Exercise details >> Gather all lines in the entries that include the word "value".
>>>
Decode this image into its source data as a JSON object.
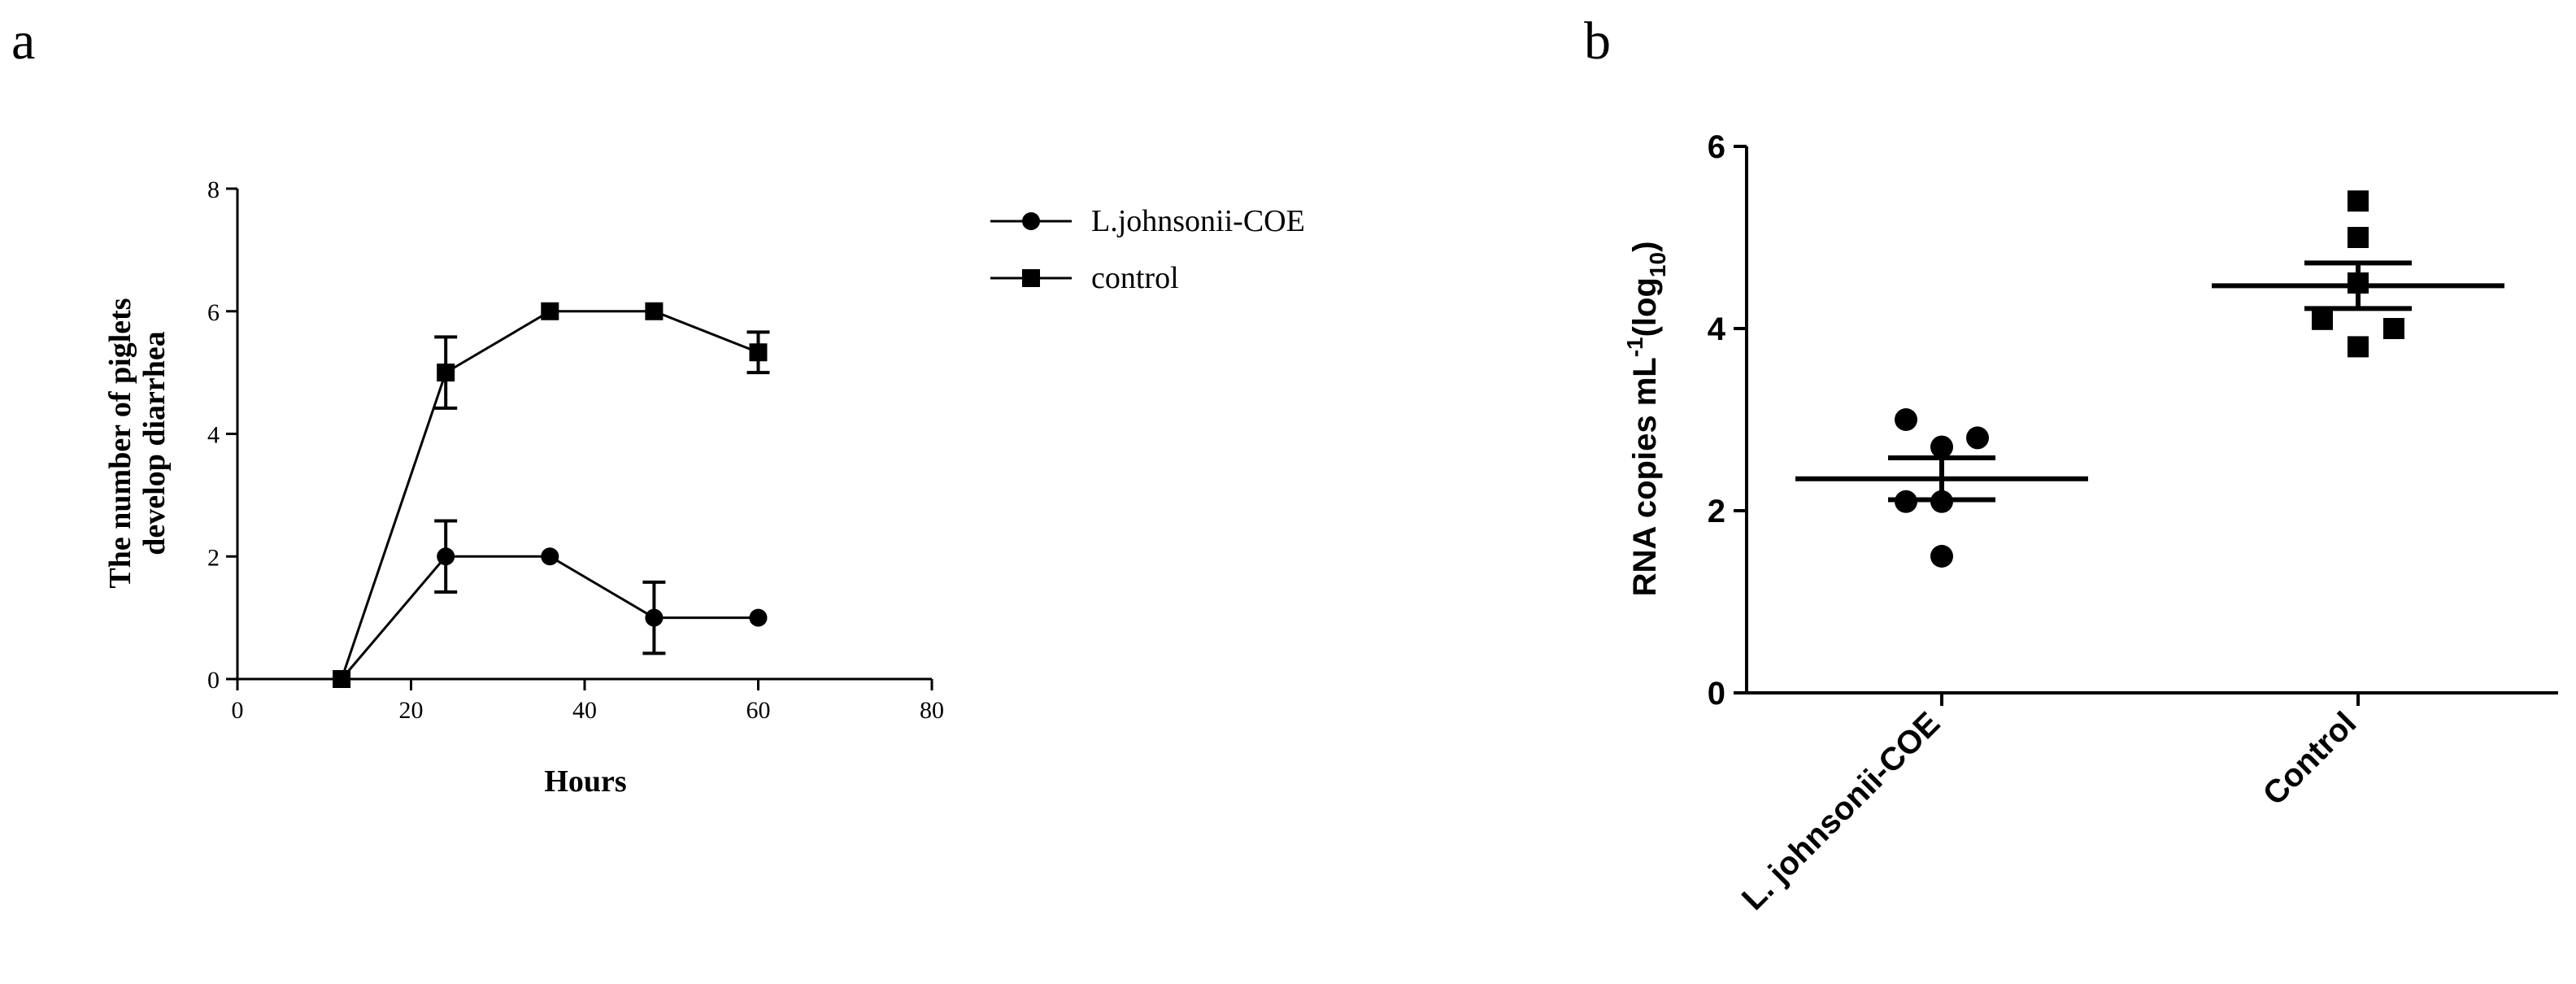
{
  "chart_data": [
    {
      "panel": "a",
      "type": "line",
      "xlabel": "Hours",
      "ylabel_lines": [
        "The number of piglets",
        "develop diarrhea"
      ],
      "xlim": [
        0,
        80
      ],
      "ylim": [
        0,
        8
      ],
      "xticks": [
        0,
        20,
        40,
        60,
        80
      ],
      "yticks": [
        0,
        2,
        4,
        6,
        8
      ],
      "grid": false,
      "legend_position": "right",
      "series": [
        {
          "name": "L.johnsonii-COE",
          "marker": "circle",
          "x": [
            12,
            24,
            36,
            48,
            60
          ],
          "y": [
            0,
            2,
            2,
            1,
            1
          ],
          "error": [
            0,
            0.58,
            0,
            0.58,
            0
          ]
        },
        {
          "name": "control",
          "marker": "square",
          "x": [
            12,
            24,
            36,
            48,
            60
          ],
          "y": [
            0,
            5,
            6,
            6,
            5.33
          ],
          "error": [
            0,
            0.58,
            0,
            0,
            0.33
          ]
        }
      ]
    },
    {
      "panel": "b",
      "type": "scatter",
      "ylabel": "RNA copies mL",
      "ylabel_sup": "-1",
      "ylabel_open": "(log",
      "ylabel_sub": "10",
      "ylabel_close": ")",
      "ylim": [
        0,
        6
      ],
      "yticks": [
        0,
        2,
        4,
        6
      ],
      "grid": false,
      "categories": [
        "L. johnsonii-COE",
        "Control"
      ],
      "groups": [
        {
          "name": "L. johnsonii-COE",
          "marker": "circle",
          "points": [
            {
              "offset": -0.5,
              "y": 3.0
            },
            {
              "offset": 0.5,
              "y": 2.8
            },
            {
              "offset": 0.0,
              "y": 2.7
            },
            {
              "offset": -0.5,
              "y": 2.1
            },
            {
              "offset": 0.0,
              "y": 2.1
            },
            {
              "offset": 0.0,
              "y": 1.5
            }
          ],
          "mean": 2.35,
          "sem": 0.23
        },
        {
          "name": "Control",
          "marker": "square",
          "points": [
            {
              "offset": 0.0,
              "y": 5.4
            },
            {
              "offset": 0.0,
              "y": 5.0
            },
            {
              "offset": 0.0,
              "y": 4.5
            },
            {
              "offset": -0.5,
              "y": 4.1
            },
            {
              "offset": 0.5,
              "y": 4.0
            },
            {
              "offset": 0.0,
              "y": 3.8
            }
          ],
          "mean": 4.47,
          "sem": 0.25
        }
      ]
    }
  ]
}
<<<
>>>
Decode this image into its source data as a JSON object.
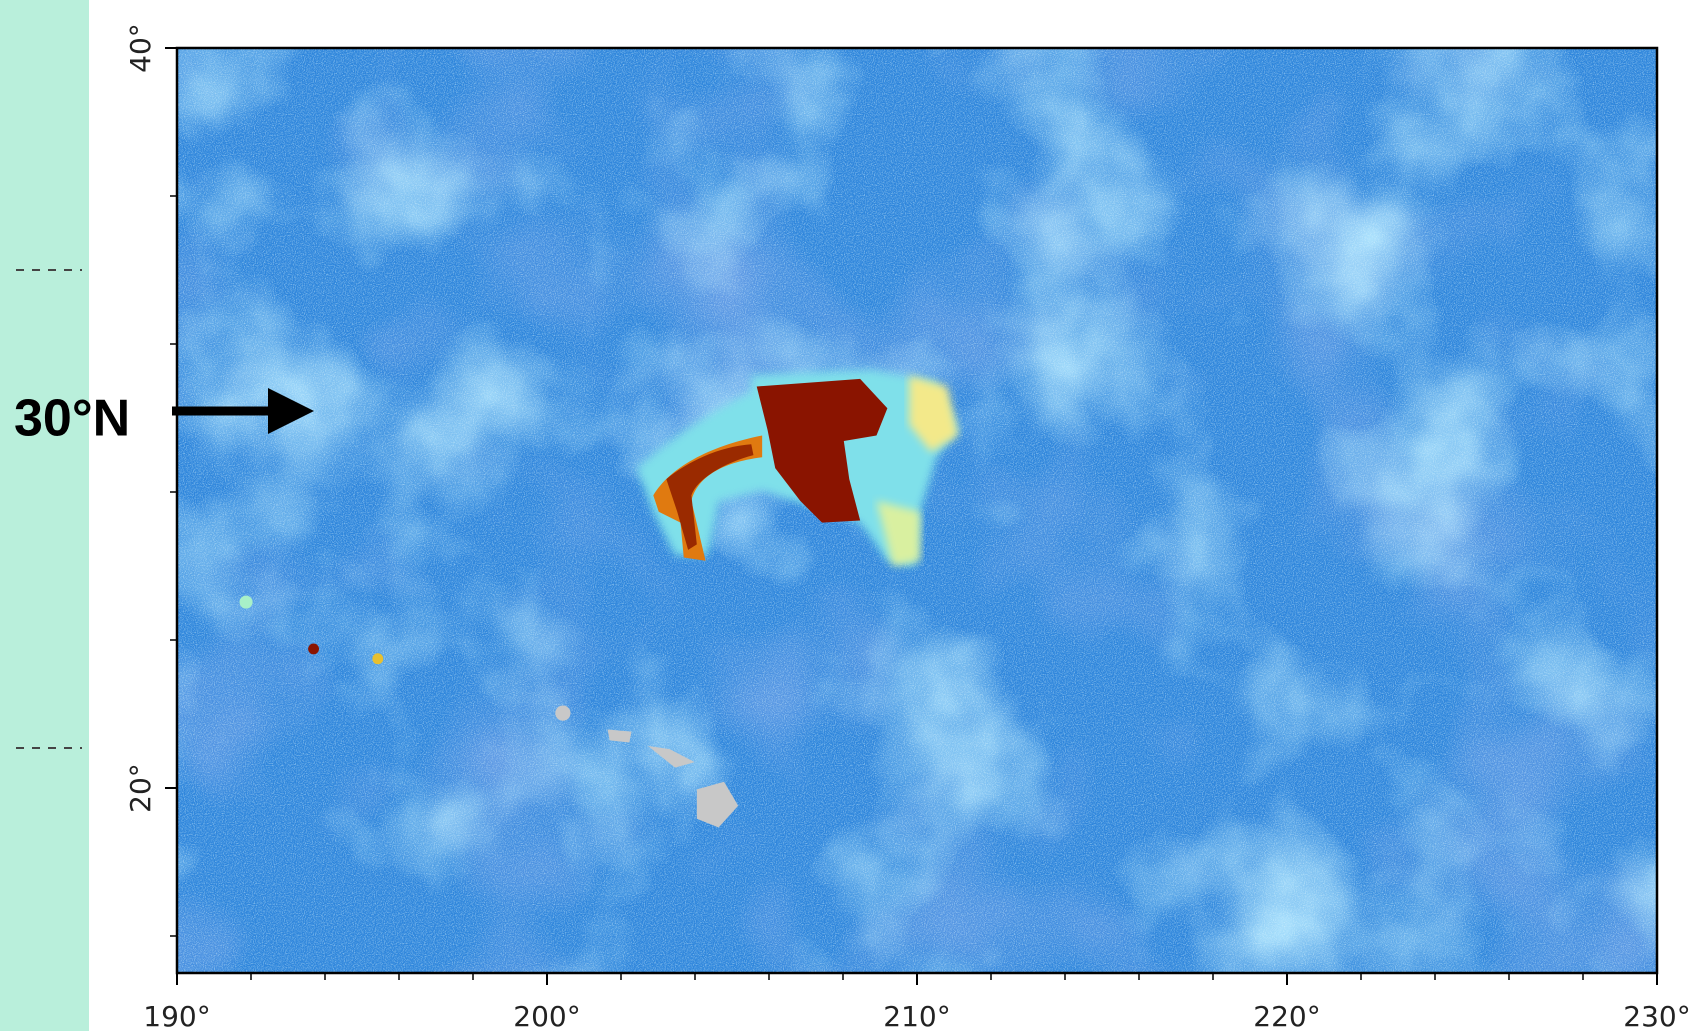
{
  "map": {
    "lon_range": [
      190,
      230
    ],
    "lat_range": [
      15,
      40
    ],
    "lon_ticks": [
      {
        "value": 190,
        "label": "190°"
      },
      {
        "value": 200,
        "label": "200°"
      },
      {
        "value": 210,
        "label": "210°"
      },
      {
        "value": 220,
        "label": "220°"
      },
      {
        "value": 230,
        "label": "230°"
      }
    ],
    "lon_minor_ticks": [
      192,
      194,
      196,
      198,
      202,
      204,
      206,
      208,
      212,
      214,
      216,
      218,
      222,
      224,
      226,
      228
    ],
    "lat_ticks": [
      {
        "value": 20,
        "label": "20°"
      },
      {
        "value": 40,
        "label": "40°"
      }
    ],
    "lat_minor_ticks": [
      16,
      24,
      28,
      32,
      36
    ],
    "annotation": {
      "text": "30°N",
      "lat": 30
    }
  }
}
<<<
Reply >>
        "value": 190,
        "value": 200,
        "value": 210,
        "value": 220,
        "value": 230,
        "value": 20,
        "value": 40,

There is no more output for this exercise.